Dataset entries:
※

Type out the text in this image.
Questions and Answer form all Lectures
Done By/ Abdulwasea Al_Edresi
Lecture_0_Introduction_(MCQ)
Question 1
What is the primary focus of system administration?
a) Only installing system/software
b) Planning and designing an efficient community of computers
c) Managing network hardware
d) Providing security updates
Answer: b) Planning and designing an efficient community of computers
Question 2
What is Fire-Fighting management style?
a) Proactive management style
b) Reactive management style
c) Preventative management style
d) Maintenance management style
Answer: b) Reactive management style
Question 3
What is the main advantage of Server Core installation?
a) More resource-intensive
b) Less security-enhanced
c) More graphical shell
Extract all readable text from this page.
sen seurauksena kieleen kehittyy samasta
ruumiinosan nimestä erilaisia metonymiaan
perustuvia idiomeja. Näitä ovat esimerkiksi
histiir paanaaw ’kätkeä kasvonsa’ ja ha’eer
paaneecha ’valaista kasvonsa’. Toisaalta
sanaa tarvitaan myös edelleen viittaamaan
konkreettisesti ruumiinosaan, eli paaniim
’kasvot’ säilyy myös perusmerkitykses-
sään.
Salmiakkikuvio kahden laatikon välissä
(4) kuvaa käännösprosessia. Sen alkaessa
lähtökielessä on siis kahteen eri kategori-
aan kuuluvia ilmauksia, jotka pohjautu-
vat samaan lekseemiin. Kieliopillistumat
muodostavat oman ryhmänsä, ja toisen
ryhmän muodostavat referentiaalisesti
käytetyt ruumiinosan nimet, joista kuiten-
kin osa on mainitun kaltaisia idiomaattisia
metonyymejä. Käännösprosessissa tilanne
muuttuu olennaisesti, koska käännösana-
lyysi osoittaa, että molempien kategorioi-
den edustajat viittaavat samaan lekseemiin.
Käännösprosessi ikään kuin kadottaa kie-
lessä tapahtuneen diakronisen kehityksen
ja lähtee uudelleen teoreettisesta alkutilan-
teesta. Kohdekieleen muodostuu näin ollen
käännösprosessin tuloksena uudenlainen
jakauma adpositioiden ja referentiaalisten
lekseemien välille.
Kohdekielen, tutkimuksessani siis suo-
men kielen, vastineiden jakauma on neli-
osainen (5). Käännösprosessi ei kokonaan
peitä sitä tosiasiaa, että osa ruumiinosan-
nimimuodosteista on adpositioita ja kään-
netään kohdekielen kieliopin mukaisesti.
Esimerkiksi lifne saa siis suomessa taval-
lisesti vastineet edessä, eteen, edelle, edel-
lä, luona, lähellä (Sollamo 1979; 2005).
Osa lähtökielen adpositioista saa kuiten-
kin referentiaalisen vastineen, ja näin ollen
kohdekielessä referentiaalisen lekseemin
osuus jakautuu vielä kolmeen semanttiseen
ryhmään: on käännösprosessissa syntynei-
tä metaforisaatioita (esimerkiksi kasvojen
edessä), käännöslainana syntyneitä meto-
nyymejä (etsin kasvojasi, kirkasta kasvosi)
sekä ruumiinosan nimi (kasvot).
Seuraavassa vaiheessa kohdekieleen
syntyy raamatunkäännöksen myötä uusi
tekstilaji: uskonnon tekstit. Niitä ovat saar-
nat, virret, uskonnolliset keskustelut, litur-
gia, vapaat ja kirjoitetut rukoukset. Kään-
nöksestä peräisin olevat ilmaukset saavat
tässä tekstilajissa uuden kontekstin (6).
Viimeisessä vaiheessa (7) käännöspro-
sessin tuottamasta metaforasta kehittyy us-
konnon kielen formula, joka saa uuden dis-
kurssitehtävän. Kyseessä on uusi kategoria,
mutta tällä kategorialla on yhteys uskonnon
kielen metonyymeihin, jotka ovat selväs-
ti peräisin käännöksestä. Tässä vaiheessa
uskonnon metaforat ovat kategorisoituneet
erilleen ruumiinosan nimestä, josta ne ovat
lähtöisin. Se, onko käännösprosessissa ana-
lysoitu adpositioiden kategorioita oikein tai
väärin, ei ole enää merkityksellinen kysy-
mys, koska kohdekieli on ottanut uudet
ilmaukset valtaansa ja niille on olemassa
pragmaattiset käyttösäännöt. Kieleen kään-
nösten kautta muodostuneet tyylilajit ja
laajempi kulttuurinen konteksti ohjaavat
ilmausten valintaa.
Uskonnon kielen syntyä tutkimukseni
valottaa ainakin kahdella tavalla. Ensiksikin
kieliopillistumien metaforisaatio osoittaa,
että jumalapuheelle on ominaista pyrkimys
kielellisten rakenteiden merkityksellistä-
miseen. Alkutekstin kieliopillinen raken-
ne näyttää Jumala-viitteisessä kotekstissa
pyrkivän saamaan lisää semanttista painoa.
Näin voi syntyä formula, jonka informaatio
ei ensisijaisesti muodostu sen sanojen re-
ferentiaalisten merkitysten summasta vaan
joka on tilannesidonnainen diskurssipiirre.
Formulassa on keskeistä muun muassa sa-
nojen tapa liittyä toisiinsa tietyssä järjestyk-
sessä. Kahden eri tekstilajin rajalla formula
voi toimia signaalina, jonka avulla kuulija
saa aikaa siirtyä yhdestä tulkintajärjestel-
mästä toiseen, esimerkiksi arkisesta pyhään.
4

※

• The problem
Without leaving anything out, quote all the data.

• Written answer
Type out the text in this image.
Questions and Answer form all Lectures
Done By/ Abdulwasea Al_Edresi
Lecture_0_Introduction_(MCQ)
Question 1
What is the primary focus of system administration?
a) Only installing system/software
b) Planning and designing an efficient community of computers
c) Managing network hardware
d) Providing security updates
Answer: b) Planning and designing an efficient community of computers
Question 2
What is Fire-Fighting management style?
a) Proactive management style
b) Reactive management style
c) Preventative management style
d) Maintenance management style
Answer: b) Reactive management style
Question 3
What is the main advantage of Server Core installation?
a) More resource-intensive
b) Less security-enhanced
c) More graphical shell
Extract all readable text from this page.
sen seurauksena kieleen kehittyy samasta
ruumiinosan nimestä erilaisia metonymiaan
perustuvia idiomeja. Näitä ovat esimerkiksi
histiir paanaaw ’kätkeä kasvonsa’ ja ha’eer
paaneecha ’valaista kasvonsa’. Toisaalta
sanaa tarvitaan myös edelleen viittaamaan
konkreettisesti ruumiinosaan, eli paaniim
’kasvot’ säilyy myös perusmerkitykses-
sään.
Salmiakkikuvio kahden laatikon välissä
(4) kuvaa käännösprosessia. Sen alkaessa
lähtökielessä on siis kahteen eri kategori-
aan kuuluvia ilmauksia, jotka pohjautu-
vat samaan lekseemiin. Kieliopillistumat
muodostavat oman ryhmänsä, ja toisen
ryhmän muodostavat referentiaalisesti
käytetyt ruumiinosan nimet, joista kuiten-
kin osa on mainitun kaltaisia idiomaattisia
metonyymejä. Käännösprosessissa tilanne
muuttuu olennaisesti, koska käännösana-
lyysi osoittaa, että molempien kategorioi-
den edustajat viittaavat samaan lekseemiin.
Käännösprosessi ikään kuin kadottaa kie-
lessä tapahtuneen diakronisen kehityksen
ja lähtee uudelleen teoreettisesta alkutilan-
teesta. Kohdekieleen muodostuu näin ollen
käännösprosessin tuloksena uudenlainen
jakauma adpositioiden ja referentiaalisten
lekseemien välille.
Kohdekielen, tutkimuksessani siis suo-
men kielen, vastineiden jakauma on neli-
osainen (5). Käännösprosessi ei kokonaan
peitä sitä tosiasiaa, että osa ruumiinosan-
nimimuodosteista on adpositioita ja kään-
netään kohdekielen kieliopin mukaisesti.
Esimerkiksi lifne saa siis suomessa taval-
lisesti vastineet edessä, eteen, edelle, edel-
lä, luona, lähellä (Sollamo 1979; 2005).
Osa lähtökielen adpositioista saa kuiten-
kin referentiaalisen vastineen, ja näin ollen
kohdekielessä referentiaalisen lekseemin
osuus jakautuu vielä kolmeen semanttiseen
ryhmään: on käännösprosessissa syntynei-
tä metaforisaatioita (esimerkiksi kasvojen
edessä), käännöslainana syntyneitä meto-
nyymejä (etsin kasvojasi, kirkasta kasvosi)
sekä ruumiinosan nimi (kasvot).
Seuraavassa vaiheessa kohdekieleen
syntyy raamatunkäännöksen myötä uusi
tekstilaji: uskonnon tekstit. Niitä ovat saar-
nat, virret, uskonnolliset keskustelut, litur-
gia, vapaat ja kirjoitetut rukoukset. Kään-
nöksestä peräisin olevat ilmaukset saavat
tässä tekstilajissa uuden kontekstin (6).
Viimeisessä vaiheessa (7) käännöspro-
sessin tuottamasta metaforasta kehittyy us-
konnon kielen formula, joka saa uuden dis-
kurssitehtävän. Kyseessä on uusi kategoria,
mutta tällä kategorialla on yhteys uskonnon
kielen metonyymeihin, jotka ovat selväs-
ti peräisin käännöksestä. Tässä vaiheessa
uskonnon metaforat ovat kategorisoituneet
erilleen ruumiinosan nimestä, josta ne ovat
lähtöisin. Se, onko käännösprosessissa ana-
lysoitu adpositioiden kategorioita oikein tai
väärin, ei ole enää merkityksellinen kysy-
mys, koska kohdekieli on ottanut uudet
ilmaukset valtaansa ja niille on olemassa
pragmaattiset käyttösäännöt. Kieleen kään-
nösten kautta muodostuneet tyylilajit ja
laajempi kulttuurinen konteksti ohjaavat
ilmausten valintaa.
Uskonnon kielen syntyä tutkimukseni
valottaa ainakin kahdella tavalla. Ensiksikin
kieliopillistumien metaforisaatio osoittaa,
että jumalapuheelle on ominaista pyrkimys
kielellisten rakenteiden merkityksellistä-
miseen. Alkutekstin kieliopillinen raken-
ne näyttää Jumala-viitteisessä kotekstissa
pyrkivän saamaan lisää semanttista painoa.
Näin voi syntyä formula, jonka informaatio
ei ensisijaisesti muodostu sen sanojen re-
ferentiaalisten merkitysten summasta vaan
joka on tilannesidonnainen diskurssipiirre.
Formulassa on keskeistä muun muassa sa-
nojen tapa liittyä toisiinsa tietyssä järjestyk-
sessä. Kahden eri tekstilajin rajalla formula
voi toimia signaalina, jonka avulla kuulija
saa aikaa siirtyä yhdestä tulkintajärjestel-
mästä toiseen, esimerkiksi arkisesta pyhään.
4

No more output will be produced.